Go through the material and tally the lines containing the string "eSignal". Give the total alone.

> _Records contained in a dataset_

□ □ □ □ □ □ □

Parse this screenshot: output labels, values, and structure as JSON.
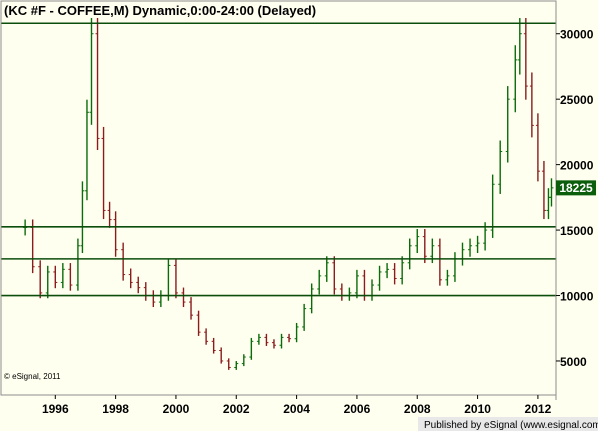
{
  "title": "(KC #F - COFFEE,M) Dynamic,0:00-24:00 (Delayed)",
  "watermark": "© eSignal, 2011",
  "footer": "Published by eSignal (www.esignal.com)",
  "last_price_badge": "18225",
  "colors": {
    "background": "#fffff0",
    "frame": "#8c8c8c",
    "up_bar": "#0a6b0a",
    "down_bar": "#8a1c1c",
    "hline": "#0b4d0b",
    "badge_bg": "#0b5e0b",
    "badge_text": "#ffffff",
    "footer_bg": "#e8e8e8"
  },
  "chart_data": {
    "type": "ohlc",
    "title": "(KC #F - COFFEE,M) Dynamic,0:00-24:00 (Delayed)",
    "x_tick_labels": [
      "1996",
      "1998",
      "2000",
      "2002",
      "2004",
      "2006",
      "2008",
      "2010",
      "2012"
    ],
    "x_ticks": [
      1996,
      1998,
      2000,
      2002,
      2004,
      2006,
      2008,
      2010,
      2012
    ],
    "y_tick_labels": [
      "5000",
      "10000",
      "15000",
      "20000",
      "25000",
      "30000"
    ],
    "y_ticks": [
      5000,
      10000,
      15000,
      20000,
      25000,
      30000
    ],
    "xlim": [
      1994.2,
      2012.6
    ],
    "ylim": [
      2400,
      32500
    ],
    "horizontal_lines": [
      30800,
      15250,
      12800,
      10000
    ],
    "last_price": 18225,
    "series": [
      {
        "values": [
          {
            "x": 1995.0,
            "y": 15200
          },
          {
            "x": 1995.25,
            "y": 12200
          },
          {
            "x": 1995.5,
            "y": 10200
          },
          {
            "x": 1995.75,
            "y": 11800
          },
          {
            "x": 1996.0,
            "y": 11000
          },
          {
            "x": 1996.25,
            "y": 12000
          },
          {
            "x": 1996.5,
            "y": 10800
          },
          {
            "x": 1996.75,
            "y": 13800
          },
          {
            "x": 1996.9,
            "y": 18000
          },
          {
            "x": 1997.05,
            "y": 24000
          },
          {
            "x": 1997.2,
            "y": 30000
          },
          {
            "x": 1997.4,
            "y": 22000
          },
          {
            "x": 1997.6,
            "y": 16500
          },
          {
            "x": 1997.8,
            "y": 15800
          },
          {
            "x": 1998.0,
            "y": 13500
          },
          {
            "x": 1998.25,
            "y": 11600
          },
          {
            "x": 1998.5,
            "y": 11000
          },
          {
            "x": 1998.75,
            "y": 10600
          },
          {
            "x": 1999.0,
            "y": 10000
          },
          {
            "x": 1999.25,
            "y": 9500
          },
          {
            "x": 1999.5,
            "y": 10000
          },
          {
            "x": 1999.75,
            "y": 12300
          },
          {
            "x": 2000.0,
            "y": 10200
          },
          {
            "x": 2000.25,
            "y": 9500
          },
          {
            "x": 2000.5,
            "y": 8500
          },
          {
            "x": 2000.75,
            "y": 7200
          },
          {
            "x": 2001.0,
            "y": 6500
          },
          {
            "x": 2001.25,
            "y": 5800
          },
          {
            "x": 2001.5,
            "y": 5000
          },
          {
            "x": 2001.75,
            "y": 4500
          },
          {
            "x": 2002.0,
            "y": 4800
          },
          {
            "x": 2002.25,
            "y": 5300
          },
          {
            "x": 2002.5,
            "y": 6500
          },
          {
            "x": 2002.75,
            "y": 6800
          },
          {
            "x": 2003.0,
            "y": 6400
          },
          {
            "x": 2003.25,
            "y": 6200
          },
          {
            "x": 2003.5,
            "y": 6800
          },
          {
            "x": 2003.75,
            "y": 6700
          },
          {
            "x": 2004.0,
            "y": 7600
          },
          {
            "x": 2004.25,
            "y": 9000
          },
          {
            "x": 2004.5,
            "y": 10500
          },
          {
            "x": 2004.75,
            "y": 11500
          },
          {
            "x": 2005.0,
            "y": 12500
          },
          {
            "x": 2005.25,
            "y": 10500
          },
          {
            "x": 2005.5,
            "y": 10000
          },
          {
            "x": 2005.75,
            "y": 10200
          },
          {
            "x": 2006.0,
            "y": 11500
          },
          {
            "x": 2006.25,
            "y": 10000
          },
          {
            "x": 2006.5,
            "y": 10800
          },
          {
            "x": 2006.75,
            "y": 11800
          },
          {
            "x": 2007.0,
            "y": 12000
          },
          {
            "x": 2007.25,
            "y": 11300
          },
          {
            "x": 2007.5,
            "y": 12500
          },
          {
            "x": 2007.75,
            "y": 13800
          },
          {
            "x": 2008.0,
            "y": 14500
          },
          {
            "x": 2008.25,
            "y": 13000
          },
          {
            "x": 2008.5,
            "y": 13800
          },
          {
            "x": 2008.75,
            "y": 11200
          },
          {
            "x": 2009.0,
            "y": 11500
          },
          {
            "x": 2009.25,
            "y": 12800
          },
          {
            "x": 2009.5,
            "y": 13500
          },
          {
            "x": 2009.75,
            "y": 13800
          },
          {
            "x": 2010.0,
            "y": 14000
          },
          {
            "x": 2010.25,
            "y": 15000
          },
          {
            "x": 2010.5,
            "y": 18500
          },
          {
            "x": 2010.75,
            "y": 21000
          },
          {
            "x": 2011.0,
            "y": 25000
          },
          {
            "x": 2011.25,
            "y": 28000
          },
          {
            "x": 2011.4,
            "y": 30000
          },
          {
            "x": 2011.6,
            "y": 26000
          },
          {
            "x": 2011.8,
            "y": 23000
          },
          {
            "x": 2012.0,
            "y": 19500
          },
          {
            "x": 2012.2,
            "y": 16500
          },
          {
            "x": 2012.35,
            "y": 17500
          },
          {
            "x": 2012.45,
            "y": 18225
          }
        ]
      }
    ],
    "grid": false
  }
}
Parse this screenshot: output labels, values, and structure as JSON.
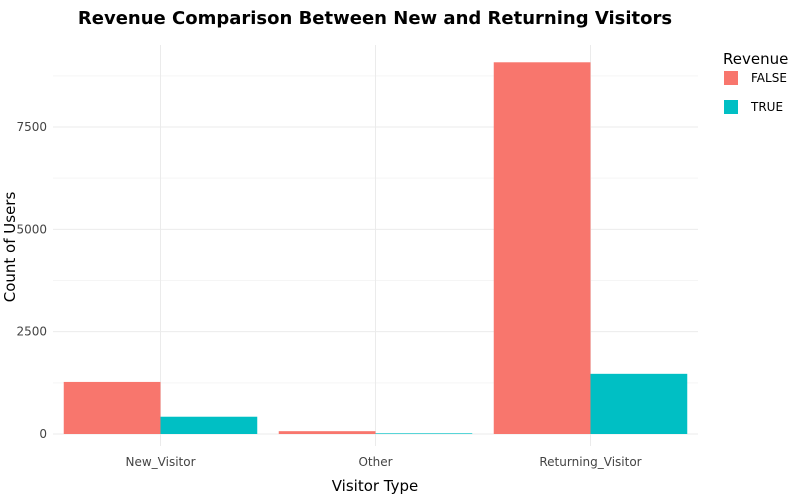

□ □ □ □ □ □ □

> _The solution_
2